> _What the exercise asks_:
Copy the records that follow exactly as written, but not their pictures.

> _Supplied records_:

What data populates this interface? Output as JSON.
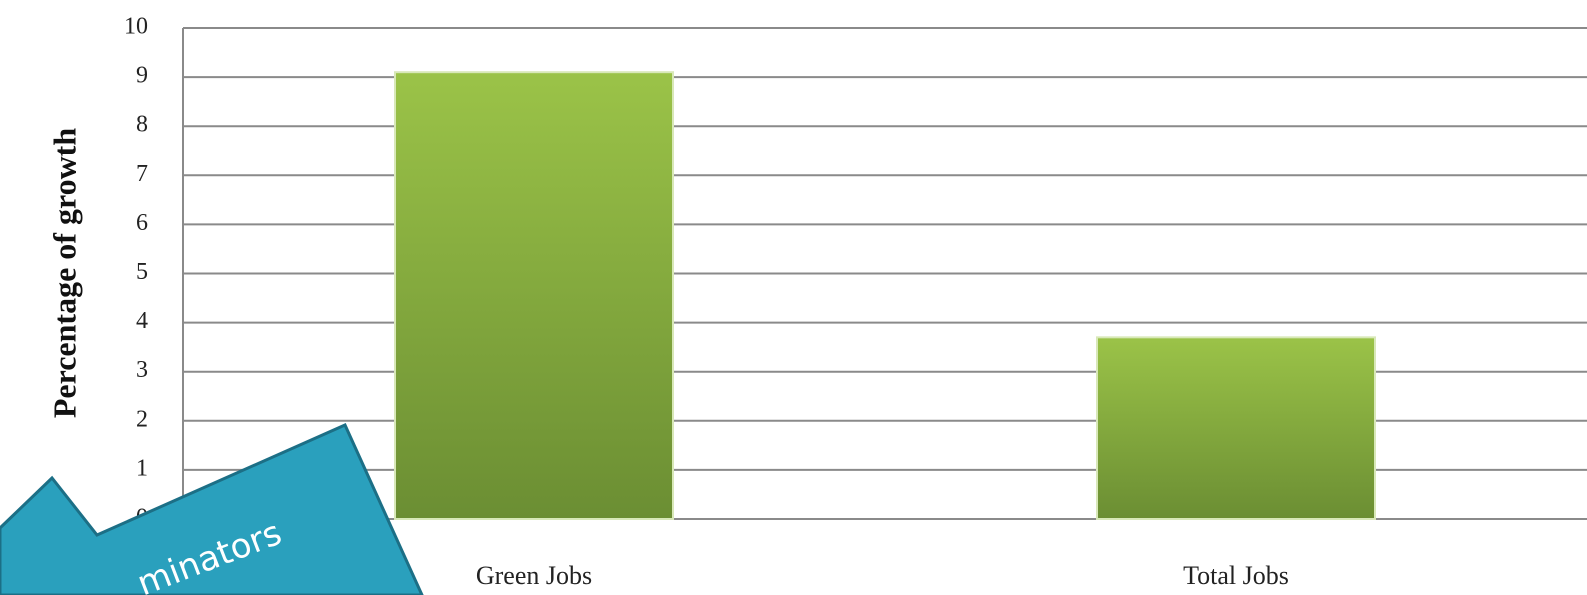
{
  "chart_data": {
    "type": "bar",
    "ylabel": "Percentage of growth",
    "categories": [
      "Green Jobs",
      "Total Jobs"
    ],
    "values": [
      9.1,
      3.7
    ],
    "color": "#9bc348",
    "ylim": [
      0,
      10
    ],
    "yticks": [
      0,
      1,
      2,
      3,
      4,
      5,
      6,
      7,
      8,
      9,
      10
    ],
    "grid": true,
    "annotation": "minators"
  }
}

> _The answer_:
What data populates this interface? Output as JSON.
{
  "chart_data": {
    "type": "bar",
    "ylabel": "Percentage of growth",
    "categories": [
      "Green Jobs",
      "Total Jobs"
    ],
    "values": [
      9.1,
      3.7
    ],
    "color": "#9bc348",
    "ylim": [
      0,
      10
    ],
    "yticks": [
      0,
      1,
      2,
      3,
      4,
      5,
      6,
      7,
      8,
      9,
      10
    ],
    "grid": true,
    "annotation": "minators"
  }
}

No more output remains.